(Dataset entries)
• • •

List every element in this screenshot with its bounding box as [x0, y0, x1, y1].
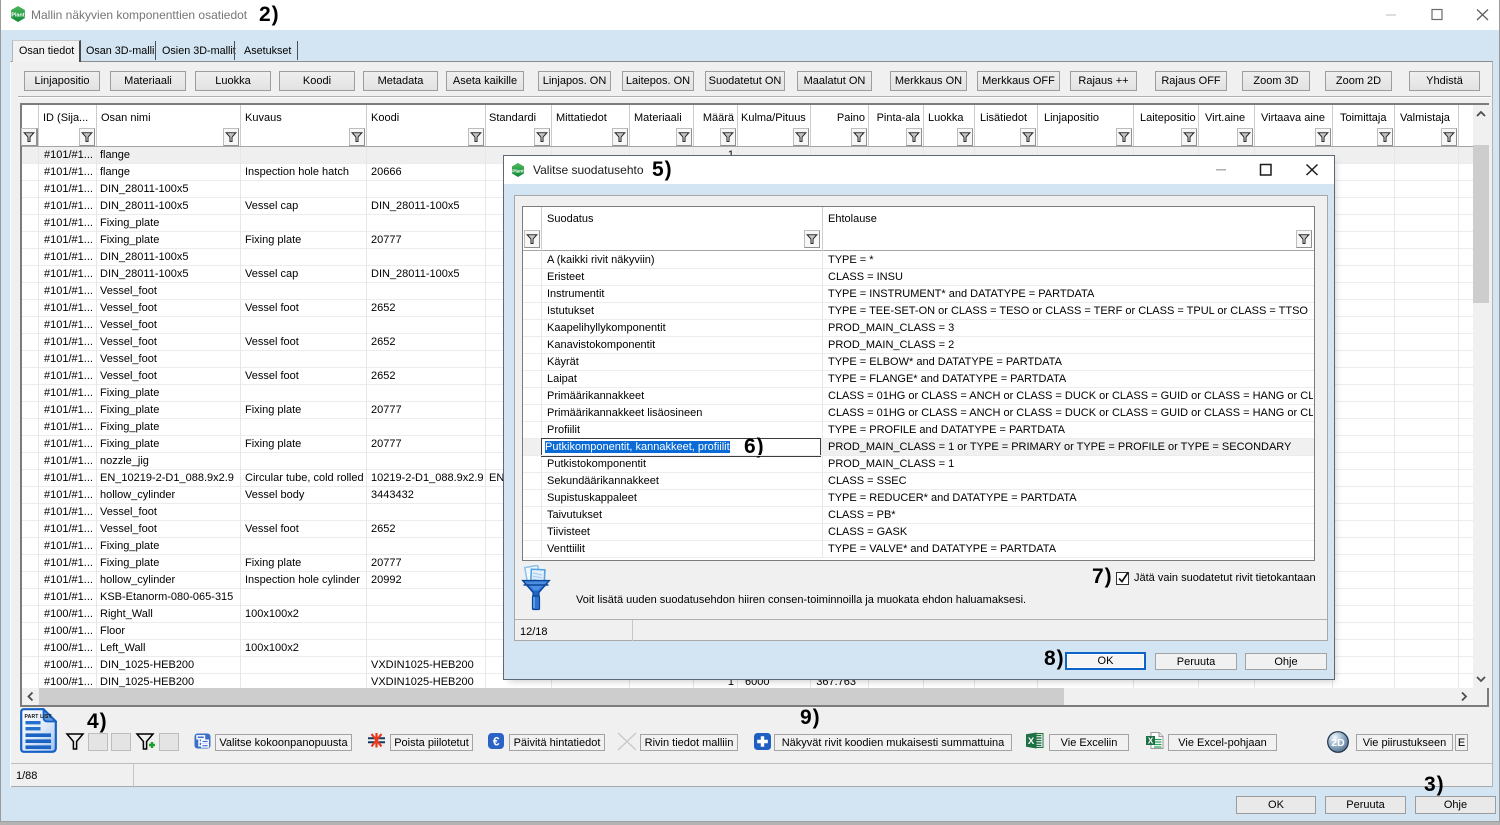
svg-text:PART LIST: PART LIST: [25, 714, 52, 720]
svg-text:X: X: [1148, 736, 1154, 745]
svg-text:€: €: [493, 734, 500, 748]
svg-text:Plant: Plant: [11, 13, 24, 19]
svg-text:Plant: Plant: [512, 168, 524, 174]
svg-text:X: X: [1028, 736, 1035, 747]
svg-text:2D: 2D: [1331, 737, 1345, 749]
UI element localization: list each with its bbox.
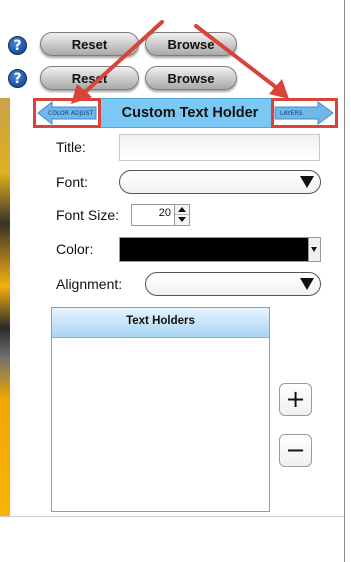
divider xyxy=(0,516,344,517)
decrement-button[interactable] xyxy=(175,215,189,225)
color-label: Color: xyxy=(56,241,94,257)
browse-button[interactable]: Browse xyxy=(145,66,237,90)
title-label: Title: xyxy=(56,139,86,155)
color-picker[interactable] xyxy=(119,237,321,262)
increment-button[interactable] xyxy=(175,205,189,215)
canvas-photo-edge xyxy=(0,98,10,516)
reset-button[interactable]: Reset xyxy=(40,66,139,90)
color-adjust-nav-button[interactable]: COLOR ADJUST xyxy=(33,98,101,128)
browse-button[interactable]: Browse xyxy=(145,32,237,56)
help-icon[interactable]: ? xyxy=(8,69,27,88)
panel-title: Custom Text Holder xyxy=(121,105,259,121)
chevron-down-icon xyxy=(300,278,314,290)
annotation-arrowhead-right xyxy=(269,79,289,99)
font-select[interactable] xyxy=(119,170,321,194)
stepper-buttons xyxy=(174,205,189,225)
down-arrow-icon xyxy=(178,217,186,222)
text-holders-list[interactable]: Text Holders xyxy=(51,307,270,512)
alignment-select[interactable] xyxy=(145,272,321,296)
help-glyph: ? xyxy=(13,38,22,54)
alignment-label: Alignment: xyxy=(56,276,123,292)
chevron-down-icon xyxy=(311,247,317,252)
layers-nav-button[interactable]: LAYERS xyxy=(271,98,338,128)
minus-icon: − xyxy=(285,436,306,464)
help-icon[interactable]: ? xyxy=(8,36,27,55)
font-size-stepper[interactable]: 20 xyxy=(131,204,190,226)
chevron-down-icon xyxy=(300,176,314,188)
color-dropdown-button[interactable] xyxy=(308,237,321,262)
layers-label: LAYERS xyxy=(280,110,303,117)
font-size-label: Font Size: xyxy=(56,207,120,223)
remove-text-holder-button[interactable]: − xyxy=(279,434,312,467)
reset-button[interactable]: Reset xyxy=(40,32,139,56)
text-holder-panel: ? Reset Browse ? Reset Browse Custom Tex… xyxy=(0,0,351,562)
font-size-value: 20 xyxy=(158,207,171,219)
title-input[interactable] xyxy=(119,134,320,161)
up-arrow-icon xyxy=(178,207,186,212)
plus-icon: + xyxy=(285,385,306,413)
color-adjust-label: COLOR ADJUST xyxy=(48,110,94,117)
text-holders-header: Text Holders xyxy=(52,308,269,338)
font-label: Font: xyxy=(56,174,88,190)
help-glyph: ? xyxy=(13,71,22,87)
panel-border xyxy=(344,0,345,562)
add-text-holder-button[interactable]: + xyxy=(279,383,312,416)
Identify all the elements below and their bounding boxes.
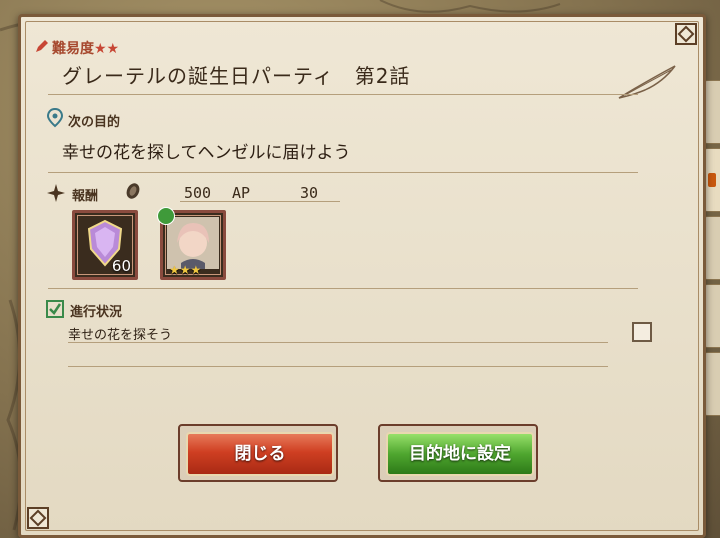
difficulty-row: 難易度★★ [52,38,119,58]
quill-icon [618,65,676,99]
divider [68,342,608,343]
ap-amount: 30 [300,184,319,202]
coin-icon [126,183,140,199]
divider [68,366,608,367]
reward-item-character[interactable]: ★★★ [157,207,226,280]
element-badge-icon [157,207,175,225]
sparkle-icon [47,184,65,202]
set-destination-button[interactable]: 目的地に設定 [386,432,534,476]
location-pin-icon [46,108,64,128]
reward-label: 報酬 [72,189,99,204]
goal-label: 次の目的 [68,115,121,130]
corner-ornament-icon [27,507,49,529]
character-portrait-icon [167,217,219,269]
difficulty-stars: ★★ [94,41,120,57]
goal-text: 幸せの花を探してヘンゼルに届けよう [62,143,351,163]
task-text: 幸せの花を探そう [68,328,173,343]
close-button[interactable]: 閉じる [186,432,334,476]
checkbox-checked-icon [46,300,64,318]
ap-label: AP [232,184,251,202]
corner-ornament-icon [675,23,697,45]
item-count: 60 [111,257,131,275]
divider [48,288,638,289]
set-destination-button-frame: 目的地に設定 [378,424,538,482]
rarity-stars: ★★★ [169,263,202,277]
divider [48,172,638,173]
coin-amount: 500 [184,184,212,202]
divider [48,94,638,95]
quest-title: グレーテルの誕生日パーティ 第2話 [62,64,411,88]
task-checkbox[interactable] [632,322,652,342]
difficulty-label: 難易度 [52,41,94,57]
progress-label: 進行状況 [70,305,123,320]
reward-item-crystal[interactable]: 60 [72,210,138,280]
divider [180,201,340,202]
pencil-icon [36,40,48,52]
close-button-frame: 閉じる [178,424,338,482]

• • •

> **Stated goal**
Copy the records from the beginning through the line containing "UI element localization: list", including that line, and omit the pictures.

> **Exercise response**
List every element in this screenshot with its bounding box as [x0, y0, x1, y1].
svg-text:PART LIST: PART LIST: [25, 714, 52, 720]
svg-text:X: X: [1148, 736, 1154, 745]
svg-text:€: €: [493, 734, 500, 748]
svg-text:Plant: Plant: [11, 13, 24, 19]
svg-text:Plant: Plant: [512, 168, 524, 174]
svg-text:X: X: [1028, 736, 1035, 747]
svg-text:2D: 2D: [1331, 737, 1345, 749]
UI element localization: list each with its bbox.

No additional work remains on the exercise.